Data shown start

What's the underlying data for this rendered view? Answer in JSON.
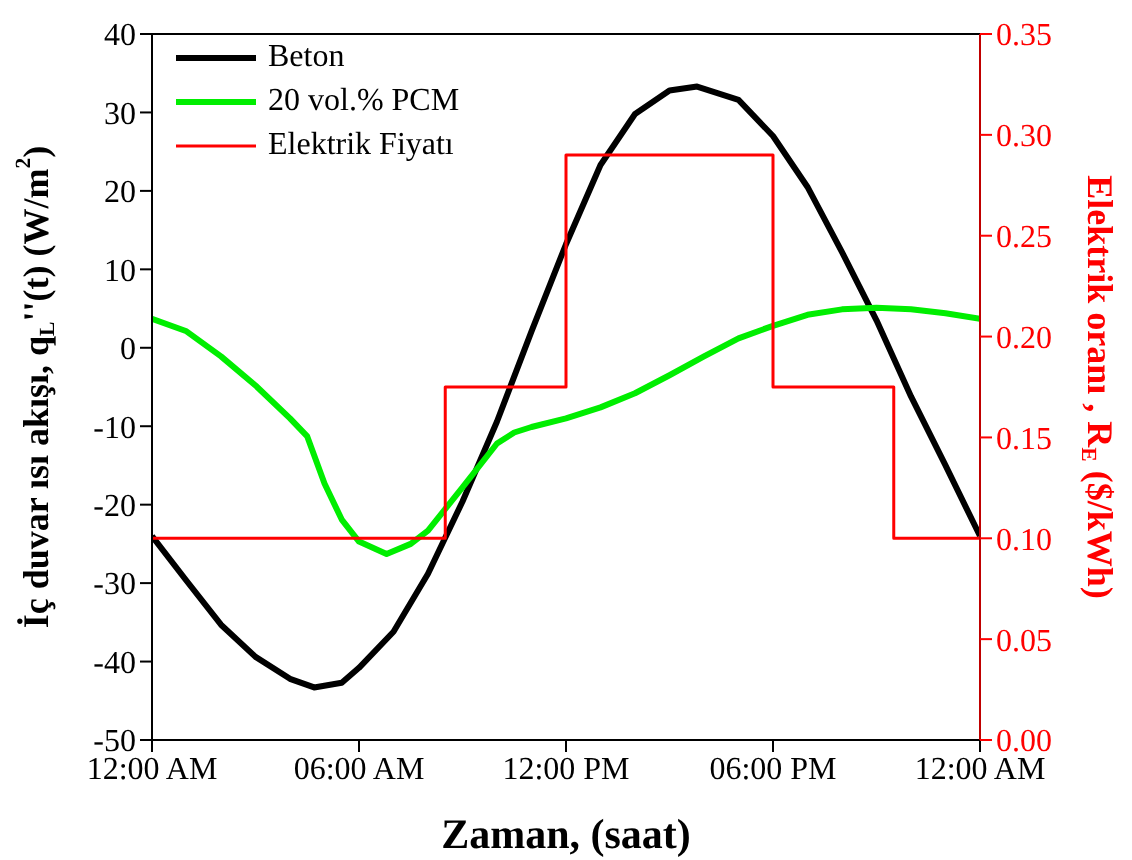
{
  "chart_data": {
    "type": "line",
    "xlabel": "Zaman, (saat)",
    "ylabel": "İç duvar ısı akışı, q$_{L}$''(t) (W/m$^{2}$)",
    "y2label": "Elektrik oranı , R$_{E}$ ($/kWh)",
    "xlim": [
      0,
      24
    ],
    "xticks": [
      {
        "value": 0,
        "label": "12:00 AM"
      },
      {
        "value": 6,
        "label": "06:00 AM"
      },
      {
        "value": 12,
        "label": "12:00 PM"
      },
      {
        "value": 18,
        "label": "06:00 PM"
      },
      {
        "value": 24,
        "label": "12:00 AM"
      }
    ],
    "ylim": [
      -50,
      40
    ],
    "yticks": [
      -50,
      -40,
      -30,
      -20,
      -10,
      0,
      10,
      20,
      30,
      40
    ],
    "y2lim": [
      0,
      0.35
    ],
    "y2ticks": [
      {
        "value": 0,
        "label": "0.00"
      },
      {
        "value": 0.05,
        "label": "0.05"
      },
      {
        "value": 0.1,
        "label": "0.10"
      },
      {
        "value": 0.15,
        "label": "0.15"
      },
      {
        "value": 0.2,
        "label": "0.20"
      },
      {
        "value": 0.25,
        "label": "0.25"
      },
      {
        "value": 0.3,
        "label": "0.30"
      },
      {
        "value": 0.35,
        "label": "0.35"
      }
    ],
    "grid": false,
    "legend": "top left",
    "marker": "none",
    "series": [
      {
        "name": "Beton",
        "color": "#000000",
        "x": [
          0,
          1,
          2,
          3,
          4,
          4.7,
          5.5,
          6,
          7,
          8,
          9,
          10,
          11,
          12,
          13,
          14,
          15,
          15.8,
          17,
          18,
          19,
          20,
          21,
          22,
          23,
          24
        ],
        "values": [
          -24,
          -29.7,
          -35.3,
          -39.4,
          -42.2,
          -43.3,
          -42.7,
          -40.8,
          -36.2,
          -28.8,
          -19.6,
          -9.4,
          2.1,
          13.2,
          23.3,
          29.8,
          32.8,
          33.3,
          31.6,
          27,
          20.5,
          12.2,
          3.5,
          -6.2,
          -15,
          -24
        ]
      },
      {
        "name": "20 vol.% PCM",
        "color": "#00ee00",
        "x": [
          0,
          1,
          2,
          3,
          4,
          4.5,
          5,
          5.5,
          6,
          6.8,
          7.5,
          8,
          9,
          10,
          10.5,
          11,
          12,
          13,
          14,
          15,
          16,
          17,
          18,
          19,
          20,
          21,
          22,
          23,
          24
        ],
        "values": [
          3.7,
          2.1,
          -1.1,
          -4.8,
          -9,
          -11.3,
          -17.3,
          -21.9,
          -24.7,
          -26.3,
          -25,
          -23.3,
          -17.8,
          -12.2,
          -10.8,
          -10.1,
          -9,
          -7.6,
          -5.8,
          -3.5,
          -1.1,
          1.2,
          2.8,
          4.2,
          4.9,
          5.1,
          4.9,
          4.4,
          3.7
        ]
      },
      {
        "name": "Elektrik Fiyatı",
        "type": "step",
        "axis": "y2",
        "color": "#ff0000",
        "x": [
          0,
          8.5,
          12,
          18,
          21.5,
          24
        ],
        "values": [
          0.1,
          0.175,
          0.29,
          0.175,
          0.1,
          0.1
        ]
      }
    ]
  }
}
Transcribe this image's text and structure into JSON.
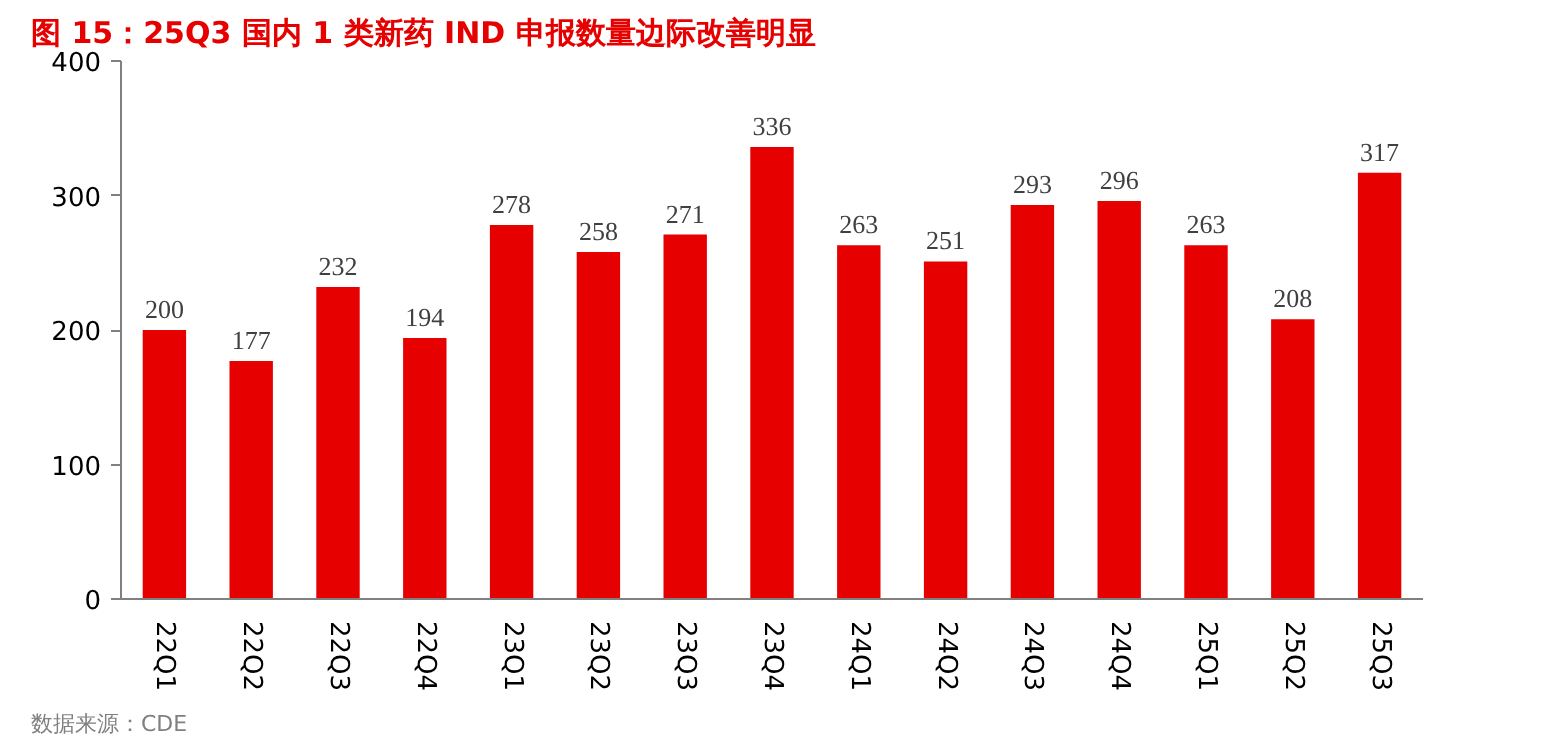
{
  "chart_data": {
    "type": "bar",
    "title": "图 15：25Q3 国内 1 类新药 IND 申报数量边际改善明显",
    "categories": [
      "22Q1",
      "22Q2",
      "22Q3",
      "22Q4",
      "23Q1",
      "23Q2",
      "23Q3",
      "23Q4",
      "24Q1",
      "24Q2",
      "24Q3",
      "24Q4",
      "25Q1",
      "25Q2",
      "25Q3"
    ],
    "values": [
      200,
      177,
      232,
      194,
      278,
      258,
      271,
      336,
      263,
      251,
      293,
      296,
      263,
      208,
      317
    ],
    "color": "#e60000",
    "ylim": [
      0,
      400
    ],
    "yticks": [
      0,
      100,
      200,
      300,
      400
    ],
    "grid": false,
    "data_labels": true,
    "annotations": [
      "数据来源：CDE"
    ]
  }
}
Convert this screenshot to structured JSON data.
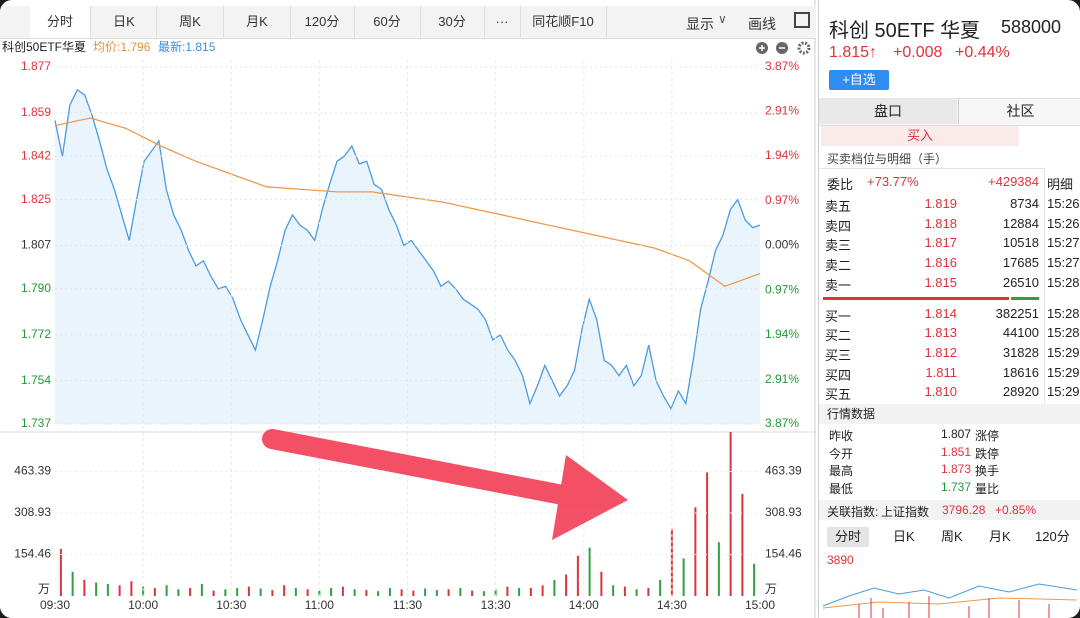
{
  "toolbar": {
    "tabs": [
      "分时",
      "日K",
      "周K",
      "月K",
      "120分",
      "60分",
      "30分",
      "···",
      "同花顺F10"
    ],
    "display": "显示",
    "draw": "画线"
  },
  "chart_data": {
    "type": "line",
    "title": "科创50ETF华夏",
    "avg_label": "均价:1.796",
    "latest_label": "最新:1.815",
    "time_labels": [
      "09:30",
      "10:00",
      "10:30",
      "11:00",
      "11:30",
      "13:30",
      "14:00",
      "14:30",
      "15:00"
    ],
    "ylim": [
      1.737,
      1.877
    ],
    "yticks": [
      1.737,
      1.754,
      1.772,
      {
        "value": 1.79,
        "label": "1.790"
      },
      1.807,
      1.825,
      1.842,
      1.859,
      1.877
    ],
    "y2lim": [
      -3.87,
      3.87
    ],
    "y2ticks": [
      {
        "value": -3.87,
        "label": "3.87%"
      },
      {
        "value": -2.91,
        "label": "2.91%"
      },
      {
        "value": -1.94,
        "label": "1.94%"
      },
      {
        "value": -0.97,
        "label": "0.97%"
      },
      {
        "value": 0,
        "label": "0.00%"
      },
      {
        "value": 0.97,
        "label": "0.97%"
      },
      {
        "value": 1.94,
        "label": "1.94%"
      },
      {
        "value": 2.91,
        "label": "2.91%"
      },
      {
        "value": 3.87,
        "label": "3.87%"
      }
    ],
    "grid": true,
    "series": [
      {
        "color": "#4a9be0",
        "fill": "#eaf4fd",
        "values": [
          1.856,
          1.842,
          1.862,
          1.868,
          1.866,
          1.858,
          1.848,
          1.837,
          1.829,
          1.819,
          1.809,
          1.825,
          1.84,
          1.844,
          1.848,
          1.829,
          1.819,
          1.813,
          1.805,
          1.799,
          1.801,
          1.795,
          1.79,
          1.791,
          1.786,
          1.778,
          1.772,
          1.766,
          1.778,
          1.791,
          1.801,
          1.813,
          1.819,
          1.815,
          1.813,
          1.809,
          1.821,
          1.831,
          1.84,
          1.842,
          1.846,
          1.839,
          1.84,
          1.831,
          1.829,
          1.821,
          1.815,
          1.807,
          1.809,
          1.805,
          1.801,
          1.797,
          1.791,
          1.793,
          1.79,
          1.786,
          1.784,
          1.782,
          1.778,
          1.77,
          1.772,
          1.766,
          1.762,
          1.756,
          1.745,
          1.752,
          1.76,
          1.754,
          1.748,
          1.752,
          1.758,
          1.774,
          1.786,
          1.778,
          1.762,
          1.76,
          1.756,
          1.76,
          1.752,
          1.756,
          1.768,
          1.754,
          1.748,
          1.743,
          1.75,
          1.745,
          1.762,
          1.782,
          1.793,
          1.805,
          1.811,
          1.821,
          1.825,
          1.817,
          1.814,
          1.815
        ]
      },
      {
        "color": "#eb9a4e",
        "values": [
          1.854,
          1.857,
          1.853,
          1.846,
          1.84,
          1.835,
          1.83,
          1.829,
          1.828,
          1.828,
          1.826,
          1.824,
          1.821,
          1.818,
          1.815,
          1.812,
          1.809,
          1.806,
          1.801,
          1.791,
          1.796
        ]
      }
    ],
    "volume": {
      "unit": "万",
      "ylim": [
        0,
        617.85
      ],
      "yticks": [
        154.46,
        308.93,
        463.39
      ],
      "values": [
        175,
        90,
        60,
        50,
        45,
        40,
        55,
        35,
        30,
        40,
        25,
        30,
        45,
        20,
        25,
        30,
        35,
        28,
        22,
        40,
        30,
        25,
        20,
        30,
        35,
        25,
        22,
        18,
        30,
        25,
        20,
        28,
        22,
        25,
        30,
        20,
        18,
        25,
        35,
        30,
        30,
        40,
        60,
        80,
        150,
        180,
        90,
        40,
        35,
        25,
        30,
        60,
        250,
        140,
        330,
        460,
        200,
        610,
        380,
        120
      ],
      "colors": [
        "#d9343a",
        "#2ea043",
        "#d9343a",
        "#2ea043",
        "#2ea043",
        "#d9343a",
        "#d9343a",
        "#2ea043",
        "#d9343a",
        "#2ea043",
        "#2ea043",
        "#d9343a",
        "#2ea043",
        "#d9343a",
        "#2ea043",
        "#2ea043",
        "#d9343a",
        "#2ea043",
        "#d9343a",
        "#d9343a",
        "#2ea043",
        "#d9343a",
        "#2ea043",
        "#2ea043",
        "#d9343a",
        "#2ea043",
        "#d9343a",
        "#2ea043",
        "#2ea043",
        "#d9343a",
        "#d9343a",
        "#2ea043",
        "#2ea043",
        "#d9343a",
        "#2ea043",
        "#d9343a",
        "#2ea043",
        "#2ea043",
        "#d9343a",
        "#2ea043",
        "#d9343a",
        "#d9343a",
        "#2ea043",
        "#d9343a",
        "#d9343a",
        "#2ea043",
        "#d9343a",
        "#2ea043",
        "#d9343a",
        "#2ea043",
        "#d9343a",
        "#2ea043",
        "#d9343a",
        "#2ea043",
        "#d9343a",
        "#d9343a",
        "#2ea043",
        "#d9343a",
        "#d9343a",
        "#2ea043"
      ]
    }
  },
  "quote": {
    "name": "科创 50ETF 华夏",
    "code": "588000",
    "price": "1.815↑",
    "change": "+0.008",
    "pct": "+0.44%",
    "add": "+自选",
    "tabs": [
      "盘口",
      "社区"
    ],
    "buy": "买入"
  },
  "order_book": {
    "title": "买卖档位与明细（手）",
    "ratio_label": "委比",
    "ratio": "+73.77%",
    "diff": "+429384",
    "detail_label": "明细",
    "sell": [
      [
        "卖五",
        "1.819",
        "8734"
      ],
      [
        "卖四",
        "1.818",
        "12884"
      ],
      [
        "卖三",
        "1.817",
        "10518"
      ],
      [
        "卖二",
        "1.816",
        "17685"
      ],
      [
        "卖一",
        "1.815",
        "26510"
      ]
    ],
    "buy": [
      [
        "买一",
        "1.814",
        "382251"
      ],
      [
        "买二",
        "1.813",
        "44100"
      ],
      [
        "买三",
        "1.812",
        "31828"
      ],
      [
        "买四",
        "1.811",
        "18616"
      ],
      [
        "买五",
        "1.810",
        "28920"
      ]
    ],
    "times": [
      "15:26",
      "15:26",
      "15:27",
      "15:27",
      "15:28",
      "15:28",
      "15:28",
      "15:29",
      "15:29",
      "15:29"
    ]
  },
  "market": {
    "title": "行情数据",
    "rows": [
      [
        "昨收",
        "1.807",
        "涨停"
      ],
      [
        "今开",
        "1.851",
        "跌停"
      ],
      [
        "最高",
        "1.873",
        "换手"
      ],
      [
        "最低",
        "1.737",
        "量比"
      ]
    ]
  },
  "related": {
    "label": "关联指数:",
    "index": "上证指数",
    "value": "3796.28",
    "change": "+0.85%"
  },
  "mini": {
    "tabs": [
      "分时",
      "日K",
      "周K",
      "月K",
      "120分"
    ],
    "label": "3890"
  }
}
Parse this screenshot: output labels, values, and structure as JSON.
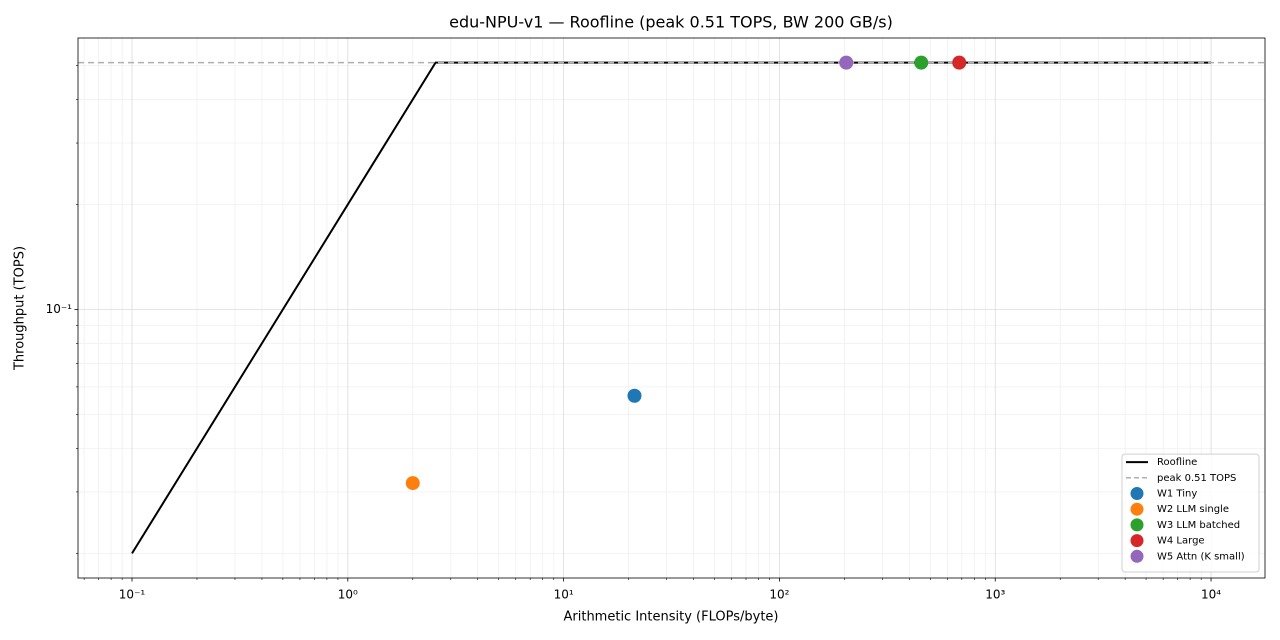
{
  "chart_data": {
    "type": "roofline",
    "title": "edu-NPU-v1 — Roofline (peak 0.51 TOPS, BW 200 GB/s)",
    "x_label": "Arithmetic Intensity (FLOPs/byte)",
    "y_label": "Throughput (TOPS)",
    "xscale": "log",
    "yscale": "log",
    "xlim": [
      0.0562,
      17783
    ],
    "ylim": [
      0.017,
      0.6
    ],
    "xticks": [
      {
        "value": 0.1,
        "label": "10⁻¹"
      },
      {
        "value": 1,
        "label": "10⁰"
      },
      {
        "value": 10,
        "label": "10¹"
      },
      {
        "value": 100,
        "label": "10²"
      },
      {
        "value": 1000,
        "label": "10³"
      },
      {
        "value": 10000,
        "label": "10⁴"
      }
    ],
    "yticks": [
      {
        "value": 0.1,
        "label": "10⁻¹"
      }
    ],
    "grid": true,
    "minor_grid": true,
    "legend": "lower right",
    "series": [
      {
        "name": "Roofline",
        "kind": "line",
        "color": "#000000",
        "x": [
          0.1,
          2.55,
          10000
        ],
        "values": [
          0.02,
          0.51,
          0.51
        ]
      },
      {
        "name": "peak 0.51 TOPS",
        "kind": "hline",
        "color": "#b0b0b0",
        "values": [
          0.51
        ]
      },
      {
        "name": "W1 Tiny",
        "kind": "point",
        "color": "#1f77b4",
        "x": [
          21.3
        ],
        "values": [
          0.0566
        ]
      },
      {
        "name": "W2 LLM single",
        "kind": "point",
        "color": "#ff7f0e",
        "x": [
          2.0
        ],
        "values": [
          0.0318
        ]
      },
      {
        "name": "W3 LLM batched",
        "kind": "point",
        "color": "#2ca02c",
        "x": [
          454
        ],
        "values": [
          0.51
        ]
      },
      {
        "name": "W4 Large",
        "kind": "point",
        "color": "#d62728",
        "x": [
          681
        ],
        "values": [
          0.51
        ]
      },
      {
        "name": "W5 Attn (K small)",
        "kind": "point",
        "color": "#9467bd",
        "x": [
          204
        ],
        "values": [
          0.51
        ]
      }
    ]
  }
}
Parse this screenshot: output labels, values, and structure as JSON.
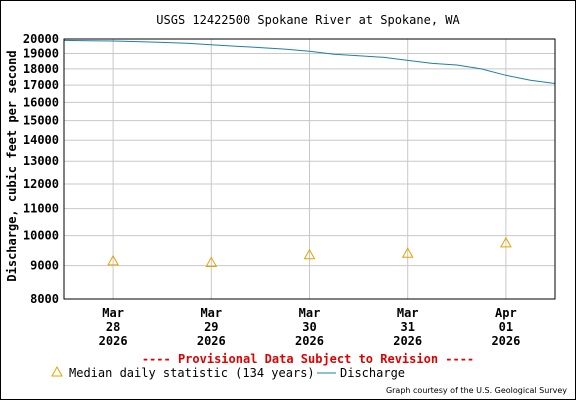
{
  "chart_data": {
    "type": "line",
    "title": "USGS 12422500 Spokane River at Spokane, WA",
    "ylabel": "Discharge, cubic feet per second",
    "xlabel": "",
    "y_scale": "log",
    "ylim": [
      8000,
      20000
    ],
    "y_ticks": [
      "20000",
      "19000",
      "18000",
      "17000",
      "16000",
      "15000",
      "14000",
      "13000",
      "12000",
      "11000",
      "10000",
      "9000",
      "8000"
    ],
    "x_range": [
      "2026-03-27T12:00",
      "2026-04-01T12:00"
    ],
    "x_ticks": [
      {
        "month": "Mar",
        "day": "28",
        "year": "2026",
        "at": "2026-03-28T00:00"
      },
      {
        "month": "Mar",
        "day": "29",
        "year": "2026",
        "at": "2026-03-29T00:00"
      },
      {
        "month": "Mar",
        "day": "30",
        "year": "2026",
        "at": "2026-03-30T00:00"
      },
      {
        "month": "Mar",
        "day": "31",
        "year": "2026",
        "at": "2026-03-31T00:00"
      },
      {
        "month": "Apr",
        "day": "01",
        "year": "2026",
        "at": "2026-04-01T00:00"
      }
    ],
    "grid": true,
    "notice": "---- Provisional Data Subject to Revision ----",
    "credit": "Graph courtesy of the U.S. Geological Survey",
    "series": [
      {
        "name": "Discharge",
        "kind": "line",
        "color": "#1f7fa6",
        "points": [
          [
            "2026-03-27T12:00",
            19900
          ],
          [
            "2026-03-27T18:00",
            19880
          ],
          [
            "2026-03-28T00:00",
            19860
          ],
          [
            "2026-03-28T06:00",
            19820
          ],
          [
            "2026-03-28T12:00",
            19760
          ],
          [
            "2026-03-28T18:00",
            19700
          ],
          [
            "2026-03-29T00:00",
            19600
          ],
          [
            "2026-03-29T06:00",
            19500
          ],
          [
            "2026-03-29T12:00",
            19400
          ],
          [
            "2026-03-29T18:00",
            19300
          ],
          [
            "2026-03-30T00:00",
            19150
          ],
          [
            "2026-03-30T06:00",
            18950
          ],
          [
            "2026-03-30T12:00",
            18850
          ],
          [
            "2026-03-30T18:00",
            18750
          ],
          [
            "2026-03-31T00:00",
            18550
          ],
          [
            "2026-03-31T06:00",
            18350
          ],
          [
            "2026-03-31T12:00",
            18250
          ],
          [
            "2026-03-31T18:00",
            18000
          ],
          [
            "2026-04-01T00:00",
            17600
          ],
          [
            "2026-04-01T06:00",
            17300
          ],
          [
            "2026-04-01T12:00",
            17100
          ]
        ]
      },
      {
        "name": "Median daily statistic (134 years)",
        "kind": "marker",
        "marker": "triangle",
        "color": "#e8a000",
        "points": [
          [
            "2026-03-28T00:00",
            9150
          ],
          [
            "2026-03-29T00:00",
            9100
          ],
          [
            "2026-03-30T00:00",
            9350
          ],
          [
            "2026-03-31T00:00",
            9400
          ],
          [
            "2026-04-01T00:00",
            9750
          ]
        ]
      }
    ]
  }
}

Data shown end

[Written request]
Check each line of the material above for "ylabel" and say how many lines contain it, giving the number alone.

[Result of this exercise]
2